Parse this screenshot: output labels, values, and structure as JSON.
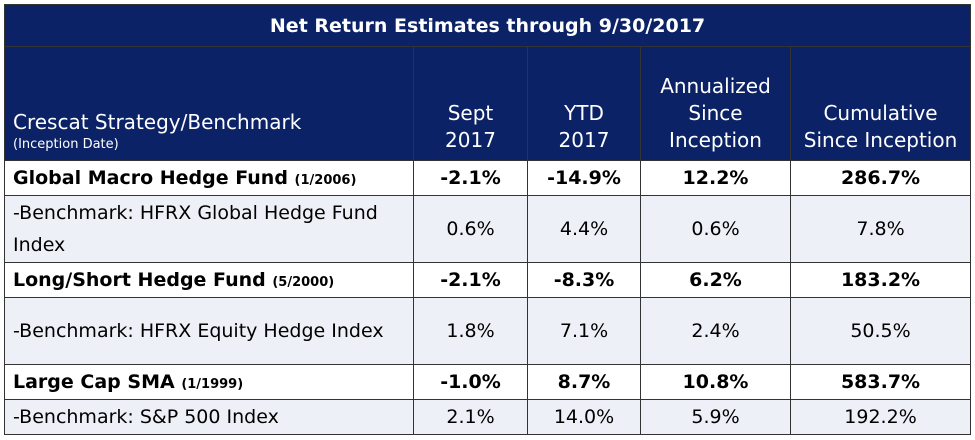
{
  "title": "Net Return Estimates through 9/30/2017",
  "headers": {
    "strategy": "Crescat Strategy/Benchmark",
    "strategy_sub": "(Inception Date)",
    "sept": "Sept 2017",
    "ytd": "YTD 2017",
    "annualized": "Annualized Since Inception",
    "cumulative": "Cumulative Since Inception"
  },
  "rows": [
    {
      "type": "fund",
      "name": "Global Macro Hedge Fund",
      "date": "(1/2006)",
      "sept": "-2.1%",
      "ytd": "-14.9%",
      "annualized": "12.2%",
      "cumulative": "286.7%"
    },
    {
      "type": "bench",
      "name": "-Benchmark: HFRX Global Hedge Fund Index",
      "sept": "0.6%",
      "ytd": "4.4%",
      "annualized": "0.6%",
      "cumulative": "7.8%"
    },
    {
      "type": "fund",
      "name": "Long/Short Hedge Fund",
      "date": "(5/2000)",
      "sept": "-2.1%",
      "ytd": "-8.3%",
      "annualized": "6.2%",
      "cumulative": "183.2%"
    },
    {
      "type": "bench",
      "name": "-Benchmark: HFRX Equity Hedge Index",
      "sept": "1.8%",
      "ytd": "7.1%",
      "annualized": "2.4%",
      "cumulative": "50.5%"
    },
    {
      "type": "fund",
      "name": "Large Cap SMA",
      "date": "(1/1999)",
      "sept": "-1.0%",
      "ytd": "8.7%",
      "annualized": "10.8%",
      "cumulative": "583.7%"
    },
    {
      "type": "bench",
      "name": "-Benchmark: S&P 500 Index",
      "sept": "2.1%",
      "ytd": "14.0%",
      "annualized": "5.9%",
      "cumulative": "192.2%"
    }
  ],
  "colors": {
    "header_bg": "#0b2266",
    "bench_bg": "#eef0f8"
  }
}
· · · · · · ·
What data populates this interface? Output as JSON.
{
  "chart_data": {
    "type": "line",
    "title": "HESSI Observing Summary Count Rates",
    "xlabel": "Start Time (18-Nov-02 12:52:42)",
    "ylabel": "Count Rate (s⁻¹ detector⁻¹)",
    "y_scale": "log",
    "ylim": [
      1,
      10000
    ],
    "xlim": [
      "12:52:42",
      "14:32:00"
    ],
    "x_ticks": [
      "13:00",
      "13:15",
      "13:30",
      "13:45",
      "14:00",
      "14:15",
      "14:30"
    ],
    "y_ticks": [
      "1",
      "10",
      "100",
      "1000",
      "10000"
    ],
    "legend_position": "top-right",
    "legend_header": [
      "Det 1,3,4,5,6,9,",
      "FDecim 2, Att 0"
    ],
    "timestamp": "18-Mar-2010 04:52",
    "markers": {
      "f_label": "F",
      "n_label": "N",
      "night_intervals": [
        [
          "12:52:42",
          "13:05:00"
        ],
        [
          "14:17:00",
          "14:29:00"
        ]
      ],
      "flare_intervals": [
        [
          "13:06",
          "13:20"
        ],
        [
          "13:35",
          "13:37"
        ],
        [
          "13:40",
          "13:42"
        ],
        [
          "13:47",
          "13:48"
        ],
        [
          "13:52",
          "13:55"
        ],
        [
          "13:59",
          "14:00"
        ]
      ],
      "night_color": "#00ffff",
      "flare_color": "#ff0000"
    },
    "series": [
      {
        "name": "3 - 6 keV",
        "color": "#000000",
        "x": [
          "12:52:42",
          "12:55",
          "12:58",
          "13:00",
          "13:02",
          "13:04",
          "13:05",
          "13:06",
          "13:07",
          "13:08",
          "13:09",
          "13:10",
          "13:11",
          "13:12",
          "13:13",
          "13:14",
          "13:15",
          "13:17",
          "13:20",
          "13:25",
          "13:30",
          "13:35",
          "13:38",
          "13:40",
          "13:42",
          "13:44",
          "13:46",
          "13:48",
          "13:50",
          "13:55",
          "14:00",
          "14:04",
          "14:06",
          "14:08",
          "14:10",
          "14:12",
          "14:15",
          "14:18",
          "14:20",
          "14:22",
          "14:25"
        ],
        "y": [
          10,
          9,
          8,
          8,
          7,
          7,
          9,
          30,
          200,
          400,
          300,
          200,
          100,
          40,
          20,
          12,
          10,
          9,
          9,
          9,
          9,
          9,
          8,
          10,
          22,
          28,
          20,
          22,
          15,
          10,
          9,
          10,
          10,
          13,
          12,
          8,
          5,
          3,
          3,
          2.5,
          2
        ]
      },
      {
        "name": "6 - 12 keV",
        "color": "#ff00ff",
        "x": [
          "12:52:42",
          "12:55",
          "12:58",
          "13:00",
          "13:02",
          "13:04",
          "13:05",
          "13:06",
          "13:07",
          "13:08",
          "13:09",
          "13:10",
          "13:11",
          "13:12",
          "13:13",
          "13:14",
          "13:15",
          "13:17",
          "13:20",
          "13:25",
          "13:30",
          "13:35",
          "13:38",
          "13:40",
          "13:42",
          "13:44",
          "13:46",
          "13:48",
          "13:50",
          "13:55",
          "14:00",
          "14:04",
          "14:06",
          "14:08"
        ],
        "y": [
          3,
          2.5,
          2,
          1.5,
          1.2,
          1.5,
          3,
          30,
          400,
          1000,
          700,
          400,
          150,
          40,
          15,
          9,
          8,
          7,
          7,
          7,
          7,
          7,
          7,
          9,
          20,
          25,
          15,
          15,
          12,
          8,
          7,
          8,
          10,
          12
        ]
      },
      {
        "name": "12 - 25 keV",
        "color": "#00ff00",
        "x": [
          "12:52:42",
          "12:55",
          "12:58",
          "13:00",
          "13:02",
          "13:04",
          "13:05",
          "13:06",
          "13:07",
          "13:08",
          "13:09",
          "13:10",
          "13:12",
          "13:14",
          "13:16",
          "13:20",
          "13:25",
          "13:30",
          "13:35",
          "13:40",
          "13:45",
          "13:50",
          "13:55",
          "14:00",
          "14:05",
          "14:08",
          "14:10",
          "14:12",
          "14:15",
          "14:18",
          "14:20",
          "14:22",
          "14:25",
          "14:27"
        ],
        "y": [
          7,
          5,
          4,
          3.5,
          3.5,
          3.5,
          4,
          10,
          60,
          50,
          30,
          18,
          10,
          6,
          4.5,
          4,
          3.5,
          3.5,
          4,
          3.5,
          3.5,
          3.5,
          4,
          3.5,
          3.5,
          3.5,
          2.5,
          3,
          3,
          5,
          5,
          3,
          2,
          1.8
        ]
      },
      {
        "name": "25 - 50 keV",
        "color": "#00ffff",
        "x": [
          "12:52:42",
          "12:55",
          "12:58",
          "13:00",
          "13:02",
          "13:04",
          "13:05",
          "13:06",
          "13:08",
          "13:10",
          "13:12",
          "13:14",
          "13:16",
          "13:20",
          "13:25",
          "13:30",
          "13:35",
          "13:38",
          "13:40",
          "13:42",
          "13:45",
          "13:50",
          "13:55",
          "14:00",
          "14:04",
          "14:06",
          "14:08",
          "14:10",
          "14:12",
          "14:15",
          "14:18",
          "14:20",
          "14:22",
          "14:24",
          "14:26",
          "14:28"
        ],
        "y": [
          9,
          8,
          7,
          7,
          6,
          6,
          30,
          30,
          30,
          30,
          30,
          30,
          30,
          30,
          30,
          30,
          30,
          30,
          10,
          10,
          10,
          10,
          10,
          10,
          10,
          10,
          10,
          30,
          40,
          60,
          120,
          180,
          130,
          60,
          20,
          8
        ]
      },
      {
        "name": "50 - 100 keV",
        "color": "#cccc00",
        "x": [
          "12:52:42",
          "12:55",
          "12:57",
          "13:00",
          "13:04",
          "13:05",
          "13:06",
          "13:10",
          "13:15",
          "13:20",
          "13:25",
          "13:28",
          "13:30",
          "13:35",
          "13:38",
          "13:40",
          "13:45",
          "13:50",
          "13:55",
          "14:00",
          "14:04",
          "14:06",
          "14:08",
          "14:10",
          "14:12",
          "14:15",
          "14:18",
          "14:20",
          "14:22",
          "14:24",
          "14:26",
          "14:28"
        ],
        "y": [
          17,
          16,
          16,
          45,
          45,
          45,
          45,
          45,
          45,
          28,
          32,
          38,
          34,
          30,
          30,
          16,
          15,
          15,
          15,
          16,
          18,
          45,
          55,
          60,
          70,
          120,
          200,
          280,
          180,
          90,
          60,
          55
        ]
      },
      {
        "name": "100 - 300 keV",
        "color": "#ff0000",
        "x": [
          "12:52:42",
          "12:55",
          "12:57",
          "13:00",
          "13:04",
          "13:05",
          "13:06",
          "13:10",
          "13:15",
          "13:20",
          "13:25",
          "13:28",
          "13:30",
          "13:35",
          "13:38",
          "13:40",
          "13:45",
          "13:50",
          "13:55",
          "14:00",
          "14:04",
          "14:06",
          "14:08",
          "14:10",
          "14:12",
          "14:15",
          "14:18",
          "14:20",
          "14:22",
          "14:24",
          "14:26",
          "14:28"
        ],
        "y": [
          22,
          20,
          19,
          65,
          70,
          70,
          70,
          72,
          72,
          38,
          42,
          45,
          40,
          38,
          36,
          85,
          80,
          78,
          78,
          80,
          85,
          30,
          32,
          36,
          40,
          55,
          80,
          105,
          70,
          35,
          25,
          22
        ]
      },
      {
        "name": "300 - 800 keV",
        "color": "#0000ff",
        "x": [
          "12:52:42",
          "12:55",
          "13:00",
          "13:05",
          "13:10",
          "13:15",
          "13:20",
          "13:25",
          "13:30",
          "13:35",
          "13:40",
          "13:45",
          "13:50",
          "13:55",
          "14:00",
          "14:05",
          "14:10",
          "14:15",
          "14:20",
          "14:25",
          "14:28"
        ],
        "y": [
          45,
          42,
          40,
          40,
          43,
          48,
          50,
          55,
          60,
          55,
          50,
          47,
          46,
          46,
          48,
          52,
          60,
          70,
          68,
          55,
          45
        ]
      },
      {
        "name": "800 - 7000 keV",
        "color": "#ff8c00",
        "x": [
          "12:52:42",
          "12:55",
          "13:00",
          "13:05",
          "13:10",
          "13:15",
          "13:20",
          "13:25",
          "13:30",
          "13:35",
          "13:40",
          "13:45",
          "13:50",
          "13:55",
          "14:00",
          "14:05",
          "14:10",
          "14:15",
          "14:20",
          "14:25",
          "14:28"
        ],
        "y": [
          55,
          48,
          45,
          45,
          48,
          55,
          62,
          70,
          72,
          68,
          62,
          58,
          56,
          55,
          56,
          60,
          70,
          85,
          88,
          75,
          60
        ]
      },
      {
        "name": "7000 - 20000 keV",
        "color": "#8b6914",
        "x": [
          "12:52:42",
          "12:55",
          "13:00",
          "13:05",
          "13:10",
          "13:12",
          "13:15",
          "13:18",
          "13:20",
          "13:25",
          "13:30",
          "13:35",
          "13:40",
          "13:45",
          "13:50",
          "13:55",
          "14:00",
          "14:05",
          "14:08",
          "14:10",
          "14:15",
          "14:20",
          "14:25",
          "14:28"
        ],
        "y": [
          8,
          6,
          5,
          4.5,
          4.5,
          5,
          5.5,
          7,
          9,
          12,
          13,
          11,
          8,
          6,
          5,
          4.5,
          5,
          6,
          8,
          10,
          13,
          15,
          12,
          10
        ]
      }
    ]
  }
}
· · · · · · ·
Exercise instructions = State the count of lines holding the string "HFRX" in the listing above, and nothing else.

Correct output = 2